EXTRACTED RECORDS >>
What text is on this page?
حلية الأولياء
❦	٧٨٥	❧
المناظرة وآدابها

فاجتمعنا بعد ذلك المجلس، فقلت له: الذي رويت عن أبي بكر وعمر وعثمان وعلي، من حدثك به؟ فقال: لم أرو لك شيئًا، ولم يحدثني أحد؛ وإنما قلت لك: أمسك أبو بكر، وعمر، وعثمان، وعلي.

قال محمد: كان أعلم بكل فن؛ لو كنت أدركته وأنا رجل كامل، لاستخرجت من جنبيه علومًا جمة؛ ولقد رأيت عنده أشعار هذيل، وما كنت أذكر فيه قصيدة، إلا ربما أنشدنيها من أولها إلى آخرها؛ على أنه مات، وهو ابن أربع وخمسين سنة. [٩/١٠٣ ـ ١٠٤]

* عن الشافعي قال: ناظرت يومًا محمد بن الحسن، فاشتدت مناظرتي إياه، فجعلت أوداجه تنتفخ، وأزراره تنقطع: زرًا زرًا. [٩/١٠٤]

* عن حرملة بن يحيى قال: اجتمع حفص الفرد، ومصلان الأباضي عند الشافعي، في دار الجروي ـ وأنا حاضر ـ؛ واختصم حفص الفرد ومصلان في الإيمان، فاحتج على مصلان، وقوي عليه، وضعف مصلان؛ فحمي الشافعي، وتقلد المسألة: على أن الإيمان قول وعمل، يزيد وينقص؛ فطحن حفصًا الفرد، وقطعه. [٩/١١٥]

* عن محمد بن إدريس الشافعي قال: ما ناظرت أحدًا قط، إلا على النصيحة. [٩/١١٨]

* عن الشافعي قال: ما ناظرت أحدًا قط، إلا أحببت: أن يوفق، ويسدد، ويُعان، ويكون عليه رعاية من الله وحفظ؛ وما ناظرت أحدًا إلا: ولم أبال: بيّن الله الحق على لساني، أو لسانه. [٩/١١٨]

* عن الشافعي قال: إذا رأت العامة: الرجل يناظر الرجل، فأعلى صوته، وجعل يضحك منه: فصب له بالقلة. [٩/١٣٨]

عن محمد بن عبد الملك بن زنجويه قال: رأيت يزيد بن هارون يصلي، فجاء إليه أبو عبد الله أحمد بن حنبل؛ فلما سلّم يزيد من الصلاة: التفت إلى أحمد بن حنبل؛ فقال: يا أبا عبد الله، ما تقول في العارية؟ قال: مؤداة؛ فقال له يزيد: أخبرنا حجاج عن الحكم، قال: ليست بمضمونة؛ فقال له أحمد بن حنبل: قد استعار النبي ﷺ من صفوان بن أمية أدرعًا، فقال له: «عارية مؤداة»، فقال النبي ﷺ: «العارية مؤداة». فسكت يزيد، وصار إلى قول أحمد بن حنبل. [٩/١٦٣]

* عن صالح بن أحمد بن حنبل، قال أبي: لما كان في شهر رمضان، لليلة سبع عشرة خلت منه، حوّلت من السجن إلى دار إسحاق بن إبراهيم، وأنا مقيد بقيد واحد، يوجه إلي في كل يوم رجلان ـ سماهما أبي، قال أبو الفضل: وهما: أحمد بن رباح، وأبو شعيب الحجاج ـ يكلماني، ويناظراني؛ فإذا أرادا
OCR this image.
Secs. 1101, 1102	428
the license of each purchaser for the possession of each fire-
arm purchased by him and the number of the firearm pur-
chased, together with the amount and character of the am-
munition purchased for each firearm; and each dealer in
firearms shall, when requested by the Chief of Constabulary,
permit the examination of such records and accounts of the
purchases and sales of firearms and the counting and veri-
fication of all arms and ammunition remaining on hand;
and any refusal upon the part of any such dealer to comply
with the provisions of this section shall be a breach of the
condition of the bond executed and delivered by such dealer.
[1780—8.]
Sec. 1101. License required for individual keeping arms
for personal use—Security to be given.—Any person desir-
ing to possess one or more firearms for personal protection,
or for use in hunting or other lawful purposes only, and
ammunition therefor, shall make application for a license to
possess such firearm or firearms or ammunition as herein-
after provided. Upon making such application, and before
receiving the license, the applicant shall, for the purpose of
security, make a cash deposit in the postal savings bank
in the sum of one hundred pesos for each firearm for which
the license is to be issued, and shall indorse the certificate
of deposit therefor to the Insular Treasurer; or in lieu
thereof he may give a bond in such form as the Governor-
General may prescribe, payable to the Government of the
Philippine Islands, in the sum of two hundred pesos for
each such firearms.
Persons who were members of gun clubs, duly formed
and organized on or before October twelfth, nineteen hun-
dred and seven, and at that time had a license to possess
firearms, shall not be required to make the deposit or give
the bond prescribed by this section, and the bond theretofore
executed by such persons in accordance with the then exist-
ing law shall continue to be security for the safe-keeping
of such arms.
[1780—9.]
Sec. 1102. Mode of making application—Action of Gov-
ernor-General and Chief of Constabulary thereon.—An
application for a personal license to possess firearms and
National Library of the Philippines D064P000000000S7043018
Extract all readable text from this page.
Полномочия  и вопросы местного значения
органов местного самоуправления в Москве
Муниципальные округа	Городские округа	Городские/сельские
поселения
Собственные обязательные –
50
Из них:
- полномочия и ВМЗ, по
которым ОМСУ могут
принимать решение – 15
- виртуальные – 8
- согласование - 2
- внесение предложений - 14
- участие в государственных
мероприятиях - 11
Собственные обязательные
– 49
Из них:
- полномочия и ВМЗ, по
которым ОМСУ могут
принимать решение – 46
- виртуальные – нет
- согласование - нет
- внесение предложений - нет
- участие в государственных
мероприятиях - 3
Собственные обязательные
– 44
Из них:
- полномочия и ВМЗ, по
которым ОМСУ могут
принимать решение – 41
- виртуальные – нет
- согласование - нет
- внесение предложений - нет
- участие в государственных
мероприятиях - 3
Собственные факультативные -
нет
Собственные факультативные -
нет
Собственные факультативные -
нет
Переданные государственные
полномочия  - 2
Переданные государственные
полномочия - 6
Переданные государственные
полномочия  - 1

REQUIREMENTS >> Search the material above for "this". Pull out each line where it shows up.

EXERCISE SOLUTION >>
What text is on this page?
OCR this image.
with the provisions of this section shall be a breach of the
the bond prescribed by this section, and the bond theretofore
Extract all readable text from this page.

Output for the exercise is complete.